The "detection / mitigation already in design" column is not decoration. It's where most analysts go wrong on the second pass — see the next step.

To turn rates into the per-year probabilities the OR/AND arithmetic needs, use mission time T = 8760 h and the exponential reliability model: P = 1 − exp(−λT) ≈ λT when λT is small. For BE-001 the small-λT approximation breaks down (λT = 0.438), so we use the exact form: P = 1 − exp(−0.438) ≈ 0.354. For every other hardware basic event, λT < 0.02 and the linear approximation is accurate to better than 1%.

Why these particular numbers — and a candid warning The λ for a signal lamp at 5×10⁻⁵/h includes all lamp failures, not just wrong-side ones. Most lamp failures produce a dark signal which, by operating rule, is treated as the most restrictive aspect — driver stops, no SPAD. If you propagate the raw λ straight up the tree, you'll over-count the contribution of the signalling branch by roughly two orders of magnitude. We'll quantify the tree as-built first (Step 5), expose this exact distortion in the importance ranking (Step 6), and then come back to fix it. Walking through the wrong answer once is the fastest way to learn why the correction matters.

━━━━

EXERCISE:
Extend the fault-tree walkthrough on converting lamp and signal failure rates into yearly probabilities, starting right after its final sentence.

MATERIAL:
━━━━

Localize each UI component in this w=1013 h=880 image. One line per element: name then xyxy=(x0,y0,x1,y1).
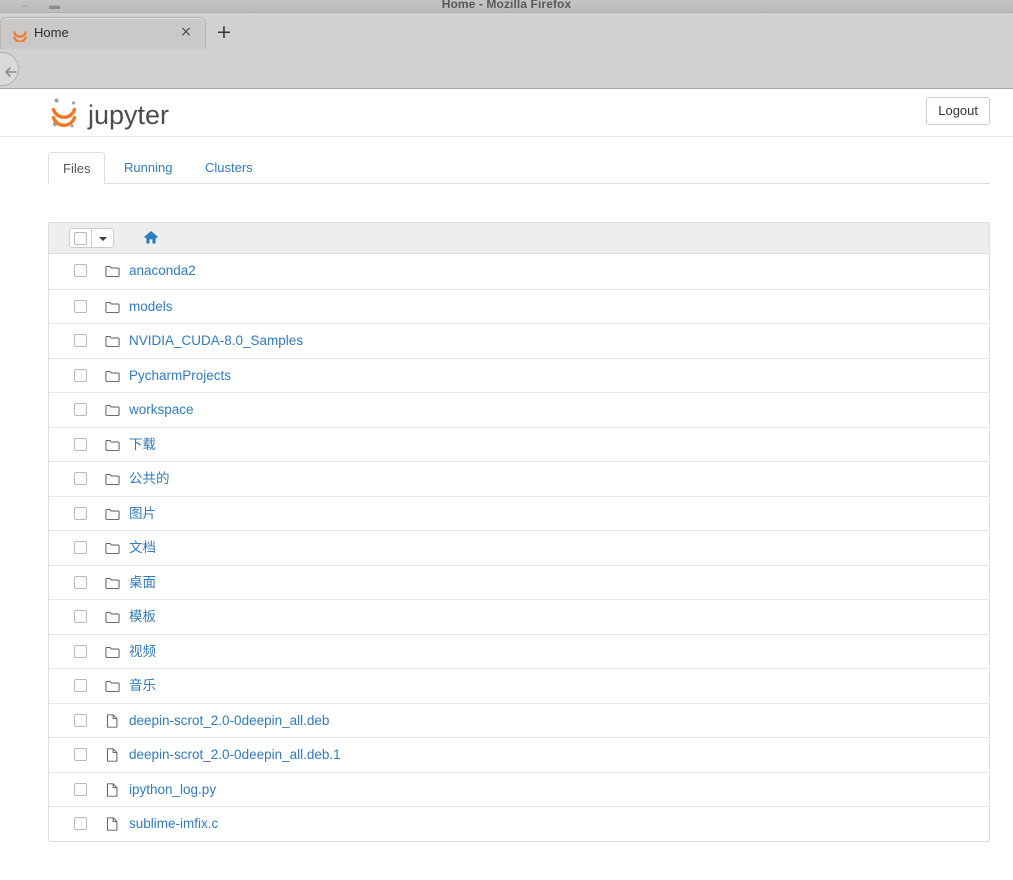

━━━━

WRITTEN ANSWER:
Step 5Qualitative analysis — minimal cut sets

Before any numbers, the tree should be reduced to its minimal cut sets: the smallest combinations of basic events whose joint occurrence makes the top event true. The qualitative result tells you the structure of the failure space — how many single points of failure exist, where the redundancies actually live, and which combinations the design depends on. The standard algorithm is MOCUS (Method for Obtaining Cut Sets), which substitutes children into parents top-down and applies absorption.

Top-down substitution for our tree:

  1. TOP = G-001 OR G-002 OR G-005
  2. Expand G-001 (OR): BE-001 OR BE-002 OR BE-003 — three single-event cuts.
  3. Expand G-002 (AND): G-003 · G-004. Then expand each: (BE-004 OR BE-005) · (BE-006 OR BE-007). Distribute the AND over OR — four two-event cuts.
  4. Expand G-005 (AND): BE-008 · BE-009 — one two-event cut.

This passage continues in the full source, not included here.